◆ **Dataset excerpts**
- - -

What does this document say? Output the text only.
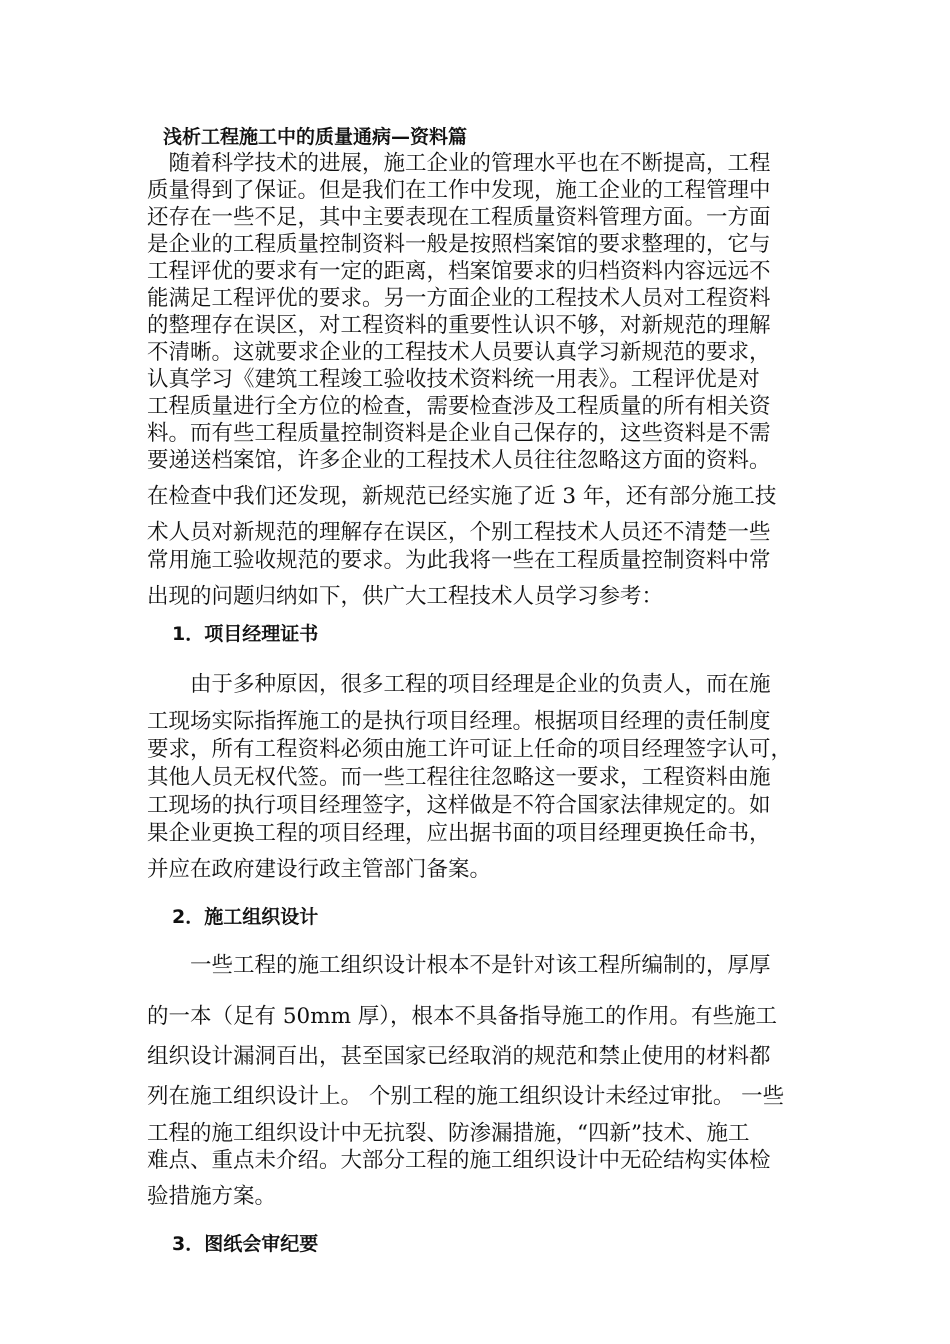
浅析工程施工中的质量通病—资料篇
　随着科学技术的进展，施工企业的管理水平也在不断提高，工程
质量得到了保证。但是我们在工作中发现，施工企业的工程管理中
还存在一些不足，其中主要表现在工程质量资料管理方面。一方面
是企业的工程质量控制资料一般是按照档案馆的要求整理的，它与
工程评优的要求有一定的距离，档案馆要求的归档资料内容远远不
能满足工程评优的要求。另一方面企业的工程技术人员对工程资料
的整理存在误区，对工程资料的重要性认识不够，对新规范的理解
不清晰。这就要求企业的工程技术人员要认真学习新规范的要求，
认真学习《建筑工程竣工验收技术资料统一用表》。工程评优是对
工程质量进行全方位的检查，需要检查涉及工程质量的所有相关资
料。而有些工程质量控制资料是企业自己保存的，这些资料是不需
要递送档案馆，许多企业的工程技术人员往往忽略这方面的资料。
在检查中我们还发现，新规范已经实施了近 3 年，还有部分施工技
术人员对新规范的理解存在误区，个别工程技术人员还不清楚一些
常用施工验收规范的要求。为此我将一些在工程质量控制资料中常
出现的问题归纳如下，供广大工程技术人员学习参考：
1．项目经理证书
　　由于多种原因，很多工程的项目经理是企业的负责人，而在施
工现场实际指挥施工的是执行项目经理。根据项目经理的责任制度
要求，所有工程资料必须由施工许可证上任命的项目经理签字认可，
其他人员无权代签。而一些工程往往忽略这一要求，工程资料由施
工现场的执行项目经理签字，这样做是不符合国家法律规定的。如
果企业更换工程的项目经理，应出据书面的项目经理更换任命书，
并应在政府建设行政主管部门备案。
2．施工组织设计
　　一些工程的施工组织设计根本不是针对该工程所编制的，厚厚
的一本（足有 50mm 厚），根本不具备指导施工的作用。有些施工
组织设计漏洞百出，甚至国家已经取消的规范和禁止使用的材料都
列在施工组织设计上。 个别工程的施工组织设计未经过审批。 一些
工程的施工组织设计中无抗裂、防渗漏措施，“四新”技术、施工
难点、重点未介绍。大部分工程的施工组织设计中无砼结构实体检
验措施方案。
3．图纸会审纪要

- - -

◆ **Your objective**
Repeat each entry exactly. Pictures do not belong in the copy.

◆ **Exercise result**
What does this document say? Output the text only.
浅析工程施工中的质量通病—资料篇
　随着科学技术的进展，施工企业的管理水平也在不断提高，工程
质量得到了保证。但是我们在工作中发现，施工企业的工程管理中
还存在一些不足，其中主要表现在工程质量资料管理方面。一方面
是企业的工程质量控制资料一般是按照档案馆的要求整理的，它与
工程评优的要求有一定的距离，档案馆要求的归档资料内容远远不
能满足工程评优的要求。另一方面企业的工程技术人员对工程资料
的整理存在误区，对工程资料的重要性认识不够，对新规范的理解
不清晰。这就要求企业的工程技术人员要认真学习新规范的要求，
认真学习《建筑工程竣工验收技术资料统一用表》。工程评优是对
工程质量进行全方位的检查，需要检查涉及工程质量的所有相关资
料。而有些工程质量控制资料是企业自己保存的，这些资料是不需
要递送档案馆，许多企业的工程技术人员往往忽略这方面的资料。
在检查中我们还发现，新规范已经实施了近 3 年，还有部分施工技
术人员对新规范的理解存在误区，个别工程技术人员还不清楚一些
常用施工验收规范的要求。为此我将一些在工程质量控制资料中常
出现的问题归纳如下，供广大工程技术人员学习参考：
1．项目经理证书
　　由于多种原因，很多工程的项目经理是企业的负责人，而在施
工现场实际指挥施工的是执行项目经理。根据项目经理的责任制度
要求，所有工程资料必须由施工许可证上任命的项目经理签字认可，
其他人员无权代签。而一些工程往往忽略这一要求，工程资料由施
工现场的执行项目经理签字，这样做是不符合国家法律规定的。如
果企业更换工程的项目经理，应出据书面的项目经理更换任命书，
并应在政府建设行政主管部门备案。
2．施工组织设计
　　一些工程的施工组织设计根本不是针对该工程所编制的，厚厚
的一本（足有 50mm 厚），根本不具备指导施工的作用。有些施工
组织设计漏洞百出，甚至国家已经取消的规范和禁止使用的材料都
列在施工组织设计上。 个别工程的施工组织设计未经过审批。 一些
工程的施工组织设计中无抗裂、防渗漏措施，“四新”技术、施工
难点、重点未介绍。大部分工程的施工组织设计中无砼结构实体检
验措施方案。
3．图纸会审纪要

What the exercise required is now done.